Aim - Omit the pictures from the entries below and retype everything else exactly.

[Data entries]
:::

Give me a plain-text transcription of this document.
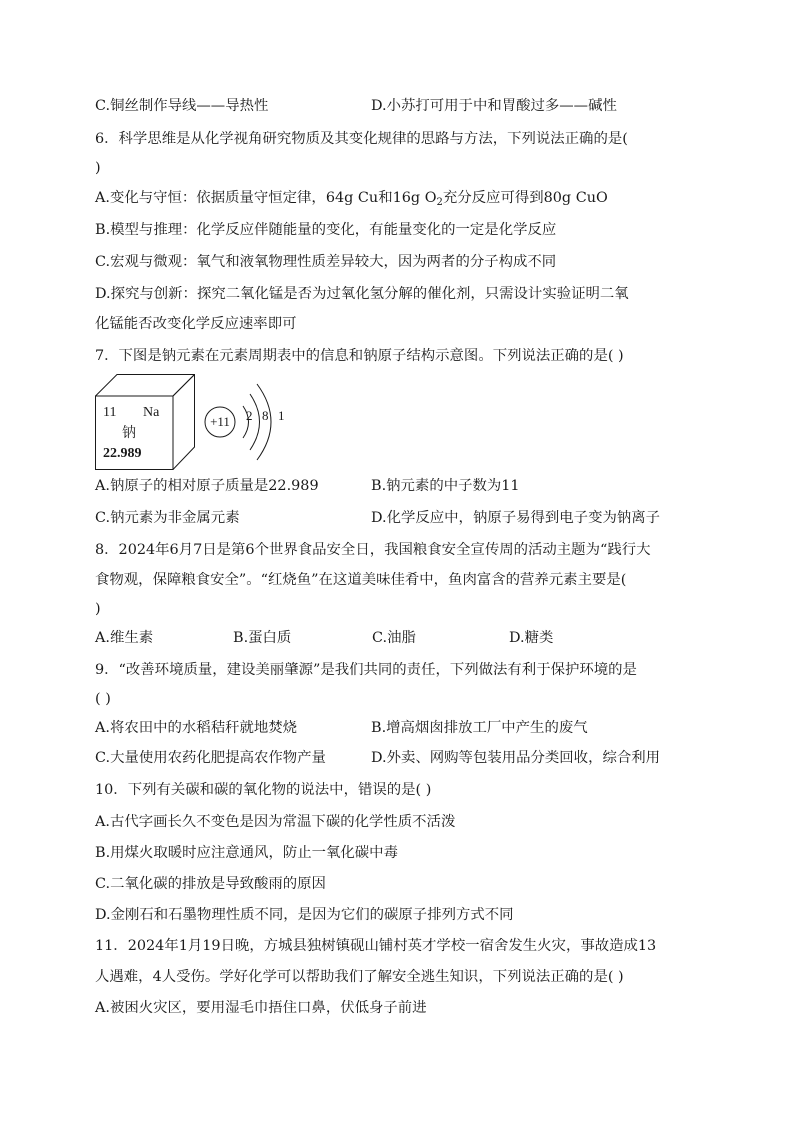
C.铜丝制作导线——导热性	D.小苏打可用于中和胃酸过多——碱性
6．科学思维是从化学视角研究物质及其变化规律的思路与方法，下列说法正确的是(
)
A.变化与守恒：依据质量守恒定律，64g Cu和16g $O_2$充分反应可得到80g CuO
B.模型与推理：化学反应伴随能量的变化，有能量变化的一定是化学反应
C.宏观与微观：氧气和液氧物理性质差异较大，因为两者的分子构成不同
D.探究与创新：探究二氧化锰是否为过氧化氢分解的催化剂，只需设计实验证明二氧
化锰能否改变化学反应速率即可
7．下图是钠元素在元素周期表中的信息和钠原子结构示意图。下列说法正确的是( )
11 Na
钠
22.989
+11	2 8 1
A.钠原子的相对原子质量是22.989	B.钠元素的中子数为11
C.钠元素为非金属元素	D.化学反应中，钠原子易得到电子变为钠离子
8．2024年6月7日是第6个世界食品安全日，我国粮食安全宣传周的活动主题为“践行大
食物观，保障粮食安全”。“红烧鱼”在这道美味佳肴中，鱼肉富含的营养元素主要是(
)
A.维生素	B.蛋白质	C.油脂	D.糖类
9．“改善环境质量，建设美丽肇源”是我们共同的责任，下列做法有利于保护环境的是
( )
A.将农田中的水稻秸秆就地焚烧	B.增高烟囱排放工厂中产生的废气
C.大量使用农药化肥提高农作物产量	D.外卖、网购等包装用品分类回收，综合利用
10．下列有关碳和碳的氧化物的说法中，错误的是( )
A.古代字画长久不变色是因为常温下碳的化学性质不活泼
B.用煤火取暖时应注意通风，防止一氧化碳中毒
C.二氧化碳的排放是导致酸雨的原因
D.金刚石和石墨物理性质不同，是因为它们的碳原子排列方式不同
11．2024年1月19日晚，方城县独树镇砚山铺村英才学校一宿舍发生火灾，事故造成13
人遇难，4人受伤。学好化学可以帮助我们了解安全逃生知识，下列说法正确的是( )
A.被困火灾区，要用湿毛巾捂住口鼻，伏低身子前进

:::

Exercise output -
Give me a plain-text transcription of this document.
C.铜丝制作导线——导热性	D.小苏打可用于中和胃酸过多——碱性
6．科学思维是从化学视角研究物质及其变化规律的思路与方法，下列说法正确的是(
)
A.变化与守恒：依据质量守恒定律，64g Cu和16g $O_2$充分反应可得到80g CuO
B.模型与推理：化学反应伴随能量的变化，有能量变化的一定是化学反应
C.宏观与微观：氧气和液氧物理性质差异较大，因为两者的分子构成不同
D.探究与创新：探究二氧化锰是否为过氧化氢分解的催化剂，只需设计实验证明二氧
化锰能否改变化学反应速率即可
7．下图是钠元素在元素周期表中的信息和钠原子结构示意图。下列说法正确的是( )
11 Na
钠
22.989
+11	2 8 1
A.钠原子的相对原子质量是22.989	B.钠元素的中子数为11
C.钠元素为非金属元素	D.化学反应中，钠原子易得到电子变为钠离子
8．2024年6月7日是第6个世界食品安全日，我国粮食安全宣传周的活动主题为“践行大
食物观，保障粮食安全”。“红烧鱼”在这道美味佳肴中，鱼肉富含的营养元素主要是(
)
A.维生素	B.蛋白质	C.油脂	D.糖类
9．“改善环境质量，建设美丽肇源”是我们共同的责任，下列做法有利于保护环境的是
( )
A.将农田中的水稻秸秆就地焚烧	B.增高烟囱排放工厂中产生的废气
C.大量使用农药化肥提高农作物产量	D.外卖、网购等包装用品分类回收，综合利用
10．下列有关碳和碳的氧化物的说法中，错误的是( )
A.古代字画长久不变色是因为常温下碳的化学性质不活泼
B.用煤火取暖时应注意通风，防止一氧化碳中毒
C.二氧化碳的排放是导致酸雨的原因
D.金刚石和石墨物理性质不同，是因为它们的碳原子排列方式不同
11．2024年1月19日晚，方城县独树镇砚山铺村英才学校一宿舍发生火灾，事故造成13
人遇难，4人受伤。学好化学可以帮助我们了解安全逃生知识，下列说法正确的是( )
A.被困火灾区，要用湿毛巾捂住口鼻，伏低身子前进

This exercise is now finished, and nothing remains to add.